(Document extract):
=== Begin Enclosure ===
1. Manager, Scientific Development, Cancer Council NSW, Sydney, Australia.
2. Chief Executive Officer, Cancer Council NSW, Sydney, Australia.
The ‘B Positive’ Project, sponsored by Cancer Council NSW, aims to facilitate the earlier detection and optimised management of chronic hepatitis B and hepatocellular cancer. The pilot project in Sydney’s south-west is based on evidence indicating the clustering of hepatocellular cancer cases in NSW, along geographical and ethnic lines. This provides opportunities for devising targeted public health interventions that can bring about significant reductions in the future burden of liver cancer. The project will test the feasibility, acceptability, and cost-effectiveness of hepatitis B screening and surveillance in individuals with chronic hepatitis B infection and aims to determine what role targeted screening and surveillance may have in preventing the development of liver cancer. This paper outlines the key features of this project, highlighting the development and implementation of the ‘B Positive’ Project in Sydney’s south-west since mid-2007 to early 2009.
The ‘B Positive’ Project has been developed based upon the following premises:
The project will address the significant challenge of reducing the disease burden for a cancer with poor prognosis and limited options for curative treatment, which affects some of the least well-served populations in NSW.
An overarching project evaluation process has been planned with collection of relevant key indicator measures and outcomes. Currently the project is in implementation phase and too immature for formal project evaluation; this paper provides the descriptive findings and statistical results to date.
=== End Enclosure ===
(Material shown):
=== Begin Enclosure ===
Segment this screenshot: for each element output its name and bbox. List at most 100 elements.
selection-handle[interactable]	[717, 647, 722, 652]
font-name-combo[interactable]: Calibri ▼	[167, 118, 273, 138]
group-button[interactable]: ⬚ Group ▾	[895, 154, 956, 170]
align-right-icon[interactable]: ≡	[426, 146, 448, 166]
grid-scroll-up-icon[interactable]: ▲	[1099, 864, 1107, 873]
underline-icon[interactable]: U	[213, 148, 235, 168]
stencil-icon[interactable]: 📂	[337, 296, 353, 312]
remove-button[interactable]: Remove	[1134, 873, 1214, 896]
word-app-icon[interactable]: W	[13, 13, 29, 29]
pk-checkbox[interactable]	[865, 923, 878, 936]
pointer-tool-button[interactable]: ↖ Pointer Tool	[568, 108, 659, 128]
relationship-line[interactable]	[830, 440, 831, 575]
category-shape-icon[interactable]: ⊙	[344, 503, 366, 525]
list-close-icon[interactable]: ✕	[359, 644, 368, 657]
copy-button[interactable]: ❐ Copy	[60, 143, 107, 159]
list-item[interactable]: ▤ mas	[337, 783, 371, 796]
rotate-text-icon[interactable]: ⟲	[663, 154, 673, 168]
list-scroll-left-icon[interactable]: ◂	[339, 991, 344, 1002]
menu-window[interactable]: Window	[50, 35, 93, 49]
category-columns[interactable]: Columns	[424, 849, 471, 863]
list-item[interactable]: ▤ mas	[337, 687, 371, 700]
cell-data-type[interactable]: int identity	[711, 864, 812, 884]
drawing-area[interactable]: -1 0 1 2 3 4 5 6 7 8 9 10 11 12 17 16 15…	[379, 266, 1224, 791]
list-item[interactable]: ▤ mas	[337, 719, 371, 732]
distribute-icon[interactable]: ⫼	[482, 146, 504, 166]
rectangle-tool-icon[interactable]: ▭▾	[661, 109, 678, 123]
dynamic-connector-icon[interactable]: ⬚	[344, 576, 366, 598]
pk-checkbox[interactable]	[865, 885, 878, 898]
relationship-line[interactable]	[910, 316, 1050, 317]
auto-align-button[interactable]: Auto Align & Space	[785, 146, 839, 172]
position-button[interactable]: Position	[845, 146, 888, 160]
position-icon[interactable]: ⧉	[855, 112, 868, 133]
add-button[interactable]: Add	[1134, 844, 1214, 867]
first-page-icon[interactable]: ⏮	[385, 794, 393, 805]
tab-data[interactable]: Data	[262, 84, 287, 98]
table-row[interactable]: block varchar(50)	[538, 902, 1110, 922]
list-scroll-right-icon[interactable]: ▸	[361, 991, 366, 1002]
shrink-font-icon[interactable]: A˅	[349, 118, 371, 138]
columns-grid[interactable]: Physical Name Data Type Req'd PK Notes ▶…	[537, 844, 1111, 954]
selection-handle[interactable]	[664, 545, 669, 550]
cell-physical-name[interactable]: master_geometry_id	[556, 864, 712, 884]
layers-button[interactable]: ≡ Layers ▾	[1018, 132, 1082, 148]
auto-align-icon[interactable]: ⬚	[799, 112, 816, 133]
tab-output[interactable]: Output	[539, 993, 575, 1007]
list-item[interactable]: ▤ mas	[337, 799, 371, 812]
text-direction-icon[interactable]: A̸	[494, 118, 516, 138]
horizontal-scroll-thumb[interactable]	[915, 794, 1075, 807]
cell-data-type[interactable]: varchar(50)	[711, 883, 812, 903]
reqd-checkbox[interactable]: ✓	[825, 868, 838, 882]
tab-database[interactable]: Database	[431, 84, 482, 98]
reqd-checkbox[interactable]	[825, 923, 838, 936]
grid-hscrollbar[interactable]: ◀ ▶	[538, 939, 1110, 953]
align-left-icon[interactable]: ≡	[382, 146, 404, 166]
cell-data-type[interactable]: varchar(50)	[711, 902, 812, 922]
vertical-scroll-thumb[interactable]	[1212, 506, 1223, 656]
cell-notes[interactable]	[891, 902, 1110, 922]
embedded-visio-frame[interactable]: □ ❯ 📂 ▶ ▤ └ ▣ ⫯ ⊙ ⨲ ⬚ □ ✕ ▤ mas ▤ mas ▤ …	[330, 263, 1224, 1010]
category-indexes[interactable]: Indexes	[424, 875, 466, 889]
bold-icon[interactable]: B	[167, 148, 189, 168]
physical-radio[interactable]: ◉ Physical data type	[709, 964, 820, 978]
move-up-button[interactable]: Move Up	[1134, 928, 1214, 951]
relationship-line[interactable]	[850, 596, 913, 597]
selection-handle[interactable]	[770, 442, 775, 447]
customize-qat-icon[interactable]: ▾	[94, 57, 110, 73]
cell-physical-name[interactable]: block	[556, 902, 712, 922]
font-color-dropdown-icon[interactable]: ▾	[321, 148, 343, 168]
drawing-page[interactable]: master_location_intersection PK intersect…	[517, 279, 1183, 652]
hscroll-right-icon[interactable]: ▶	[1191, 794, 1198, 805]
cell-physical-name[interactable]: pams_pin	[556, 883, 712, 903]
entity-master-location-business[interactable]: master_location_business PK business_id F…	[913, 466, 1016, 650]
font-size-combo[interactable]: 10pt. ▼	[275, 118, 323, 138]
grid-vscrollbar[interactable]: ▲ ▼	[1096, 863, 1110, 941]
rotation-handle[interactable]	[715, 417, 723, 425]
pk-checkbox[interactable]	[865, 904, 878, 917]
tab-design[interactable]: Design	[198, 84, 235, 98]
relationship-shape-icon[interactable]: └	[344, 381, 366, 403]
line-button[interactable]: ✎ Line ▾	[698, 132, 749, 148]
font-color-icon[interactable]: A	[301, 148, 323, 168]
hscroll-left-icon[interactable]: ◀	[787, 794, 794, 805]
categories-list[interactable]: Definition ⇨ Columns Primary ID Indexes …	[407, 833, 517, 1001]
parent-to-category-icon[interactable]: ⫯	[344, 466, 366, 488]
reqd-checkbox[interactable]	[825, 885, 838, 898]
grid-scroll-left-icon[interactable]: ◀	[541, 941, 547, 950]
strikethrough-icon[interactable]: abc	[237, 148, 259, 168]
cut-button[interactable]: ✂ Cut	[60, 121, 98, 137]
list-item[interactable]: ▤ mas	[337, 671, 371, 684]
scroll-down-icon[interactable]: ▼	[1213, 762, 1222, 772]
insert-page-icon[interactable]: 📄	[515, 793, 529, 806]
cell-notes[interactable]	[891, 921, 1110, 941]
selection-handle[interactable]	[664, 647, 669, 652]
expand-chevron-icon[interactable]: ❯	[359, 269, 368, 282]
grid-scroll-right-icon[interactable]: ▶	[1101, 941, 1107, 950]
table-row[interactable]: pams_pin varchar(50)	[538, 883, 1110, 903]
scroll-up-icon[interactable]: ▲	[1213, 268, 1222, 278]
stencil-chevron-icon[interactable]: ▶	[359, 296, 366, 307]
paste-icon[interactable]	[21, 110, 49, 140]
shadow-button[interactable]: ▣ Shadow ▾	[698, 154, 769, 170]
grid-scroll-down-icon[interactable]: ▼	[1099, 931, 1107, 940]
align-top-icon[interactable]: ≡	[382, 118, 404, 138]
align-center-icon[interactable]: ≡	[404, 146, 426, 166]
=== End Enclosure ===
(Work instruction A):
List each quality of hepatitis B screening and surveillance that the text on the 'B Positive' Project says the project will test.
(Work instruction B):
Write the next passage of the text on the 'B Positive' Project, picking up after its final sentence.

(Task answer A):
feasibility, acceptability, cost-effectiveness

(Task answer B):
An analysis of data from the NSW cancer registry, national census and reviews of relevant literature about hepatitis B infection and liver cancer provided the evidence-base underpinning the planning, development of resources and implementation of the project.
Cancer Council NSW has responsibility for the overall governance of the project and key responsibilities for developing communication strategies with primary care practitioners and at-risk communities.
Project activities are supported by culturally appropriate community advertising, education and media liaison. Community and patient engagement is mediated by local GPs and community-based organisations serving the needs of specific migrant groups. The collaboration of high-profile professionals, clinicians and community organisational representatives with links to the relevant target populations is a key component of the development and implementation of the project.
The project has five main focus areas, detailed below:
1. Development of a hepatitis B screening and HCC surveillance protocol using input from experts on the project steering committee, including a comprehensive review of world literature, clinical decision support algorithm and recruitment process. These components had development feedback from peer GPs.
2. Development of a register of people with chronic hepatitis B infection (CHB) – data collection forms and participant information and consent forms were developed in English, Vietnamese and Chinese, with community input. Engagement with pathology service providers, supported by project and clinical experts was initiated early in 2008 to develop the pathology test data capture and database download processes. The patient enrolment and follow-up data collection process was designed by Cancer Council NSW project staff in collaboration with an academic with clinical and information systems knowledge. A contracted database developer was engaged to build the register and with Cancer Council NSW the data custodian.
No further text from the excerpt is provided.